Given problem: Locate every line that holds the string "bottle" and copy it.

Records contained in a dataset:
— Begin —

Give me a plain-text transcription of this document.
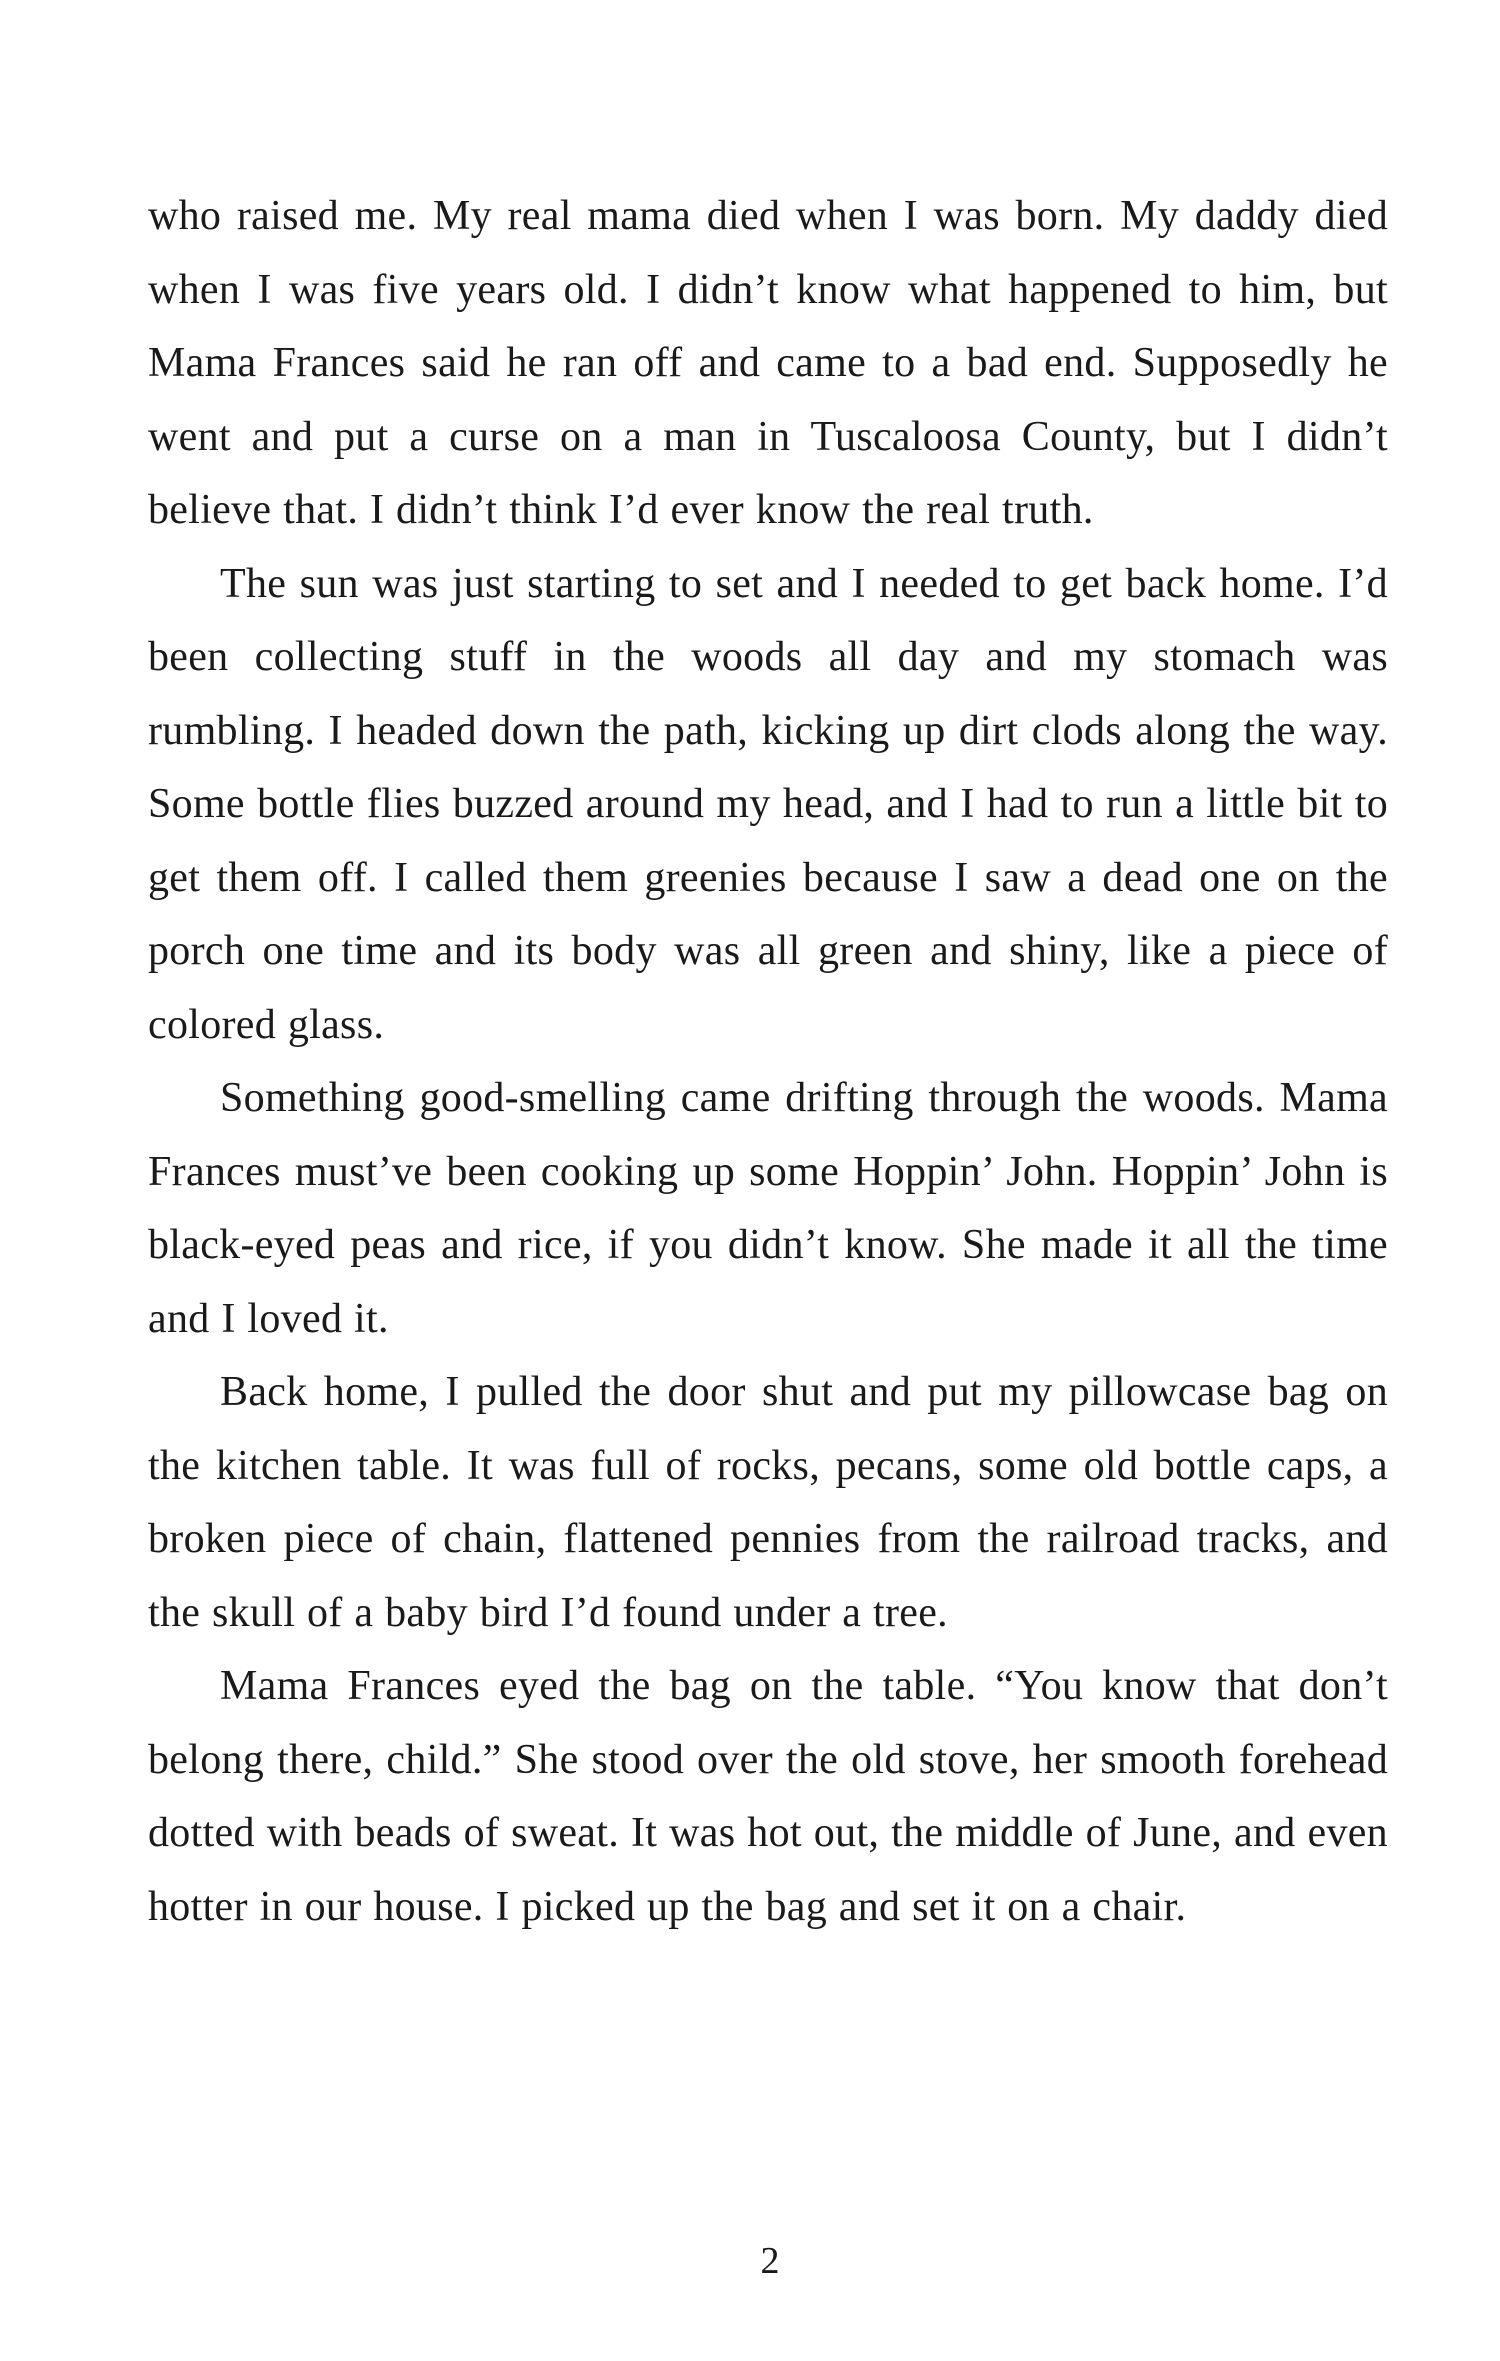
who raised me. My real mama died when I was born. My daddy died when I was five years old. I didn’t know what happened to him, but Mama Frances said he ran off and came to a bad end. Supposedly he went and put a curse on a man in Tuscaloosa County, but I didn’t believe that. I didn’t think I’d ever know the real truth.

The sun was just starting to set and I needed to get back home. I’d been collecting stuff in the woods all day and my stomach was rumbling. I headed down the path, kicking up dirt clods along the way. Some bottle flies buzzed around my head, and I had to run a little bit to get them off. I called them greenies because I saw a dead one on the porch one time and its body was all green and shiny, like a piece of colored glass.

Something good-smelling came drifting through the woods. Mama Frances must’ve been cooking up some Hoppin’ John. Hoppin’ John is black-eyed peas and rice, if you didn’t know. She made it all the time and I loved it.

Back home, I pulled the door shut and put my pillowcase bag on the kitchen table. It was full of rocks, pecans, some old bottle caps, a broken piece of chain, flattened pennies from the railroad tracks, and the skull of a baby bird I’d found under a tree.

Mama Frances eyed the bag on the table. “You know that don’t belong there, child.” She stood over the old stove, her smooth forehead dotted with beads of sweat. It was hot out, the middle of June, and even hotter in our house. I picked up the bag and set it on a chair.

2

— End —
— Begin —

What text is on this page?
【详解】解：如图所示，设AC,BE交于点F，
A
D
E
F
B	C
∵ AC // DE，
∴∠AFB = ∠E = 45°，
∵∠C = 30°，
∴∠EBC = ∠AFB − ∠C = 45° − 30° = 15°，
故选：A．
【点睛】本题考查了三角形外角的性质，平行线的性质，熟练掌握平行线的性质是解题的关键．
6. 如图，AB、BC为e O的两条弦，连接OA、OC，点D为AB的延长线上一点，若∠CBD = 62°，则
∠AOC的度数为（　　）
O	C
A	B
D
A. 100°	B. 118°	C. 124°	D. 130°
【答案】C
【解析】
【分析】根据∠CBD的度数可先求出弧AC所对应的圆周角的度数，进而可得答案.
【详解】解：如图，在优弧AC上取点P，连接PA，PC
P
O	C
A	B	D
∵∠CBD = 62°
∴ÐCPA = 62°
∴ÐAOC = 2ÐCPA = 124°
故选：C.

— End —

Correct answer:
The sun was just starting to set and I needed to get back home. I’d been collecting stuff in the woods all day and my stomach was rumbling. I headed down the path, kicking up dirt clods along the way. Some bottle flies buzzed around my head, and I had to run a little bit to get them off. I called them greenies because I saw a dead one on the porch one time and its body was all green and shiny, like a piece of colored glass.
Back home, I pulled the door shut and put my pillowcase bag on the kitchen table. It was full of rocks, pecans, some old bottle caps, a broken piece of chain, flattened pennies from the railroad tracks, and the skull of a baby bird I’d found under a tree.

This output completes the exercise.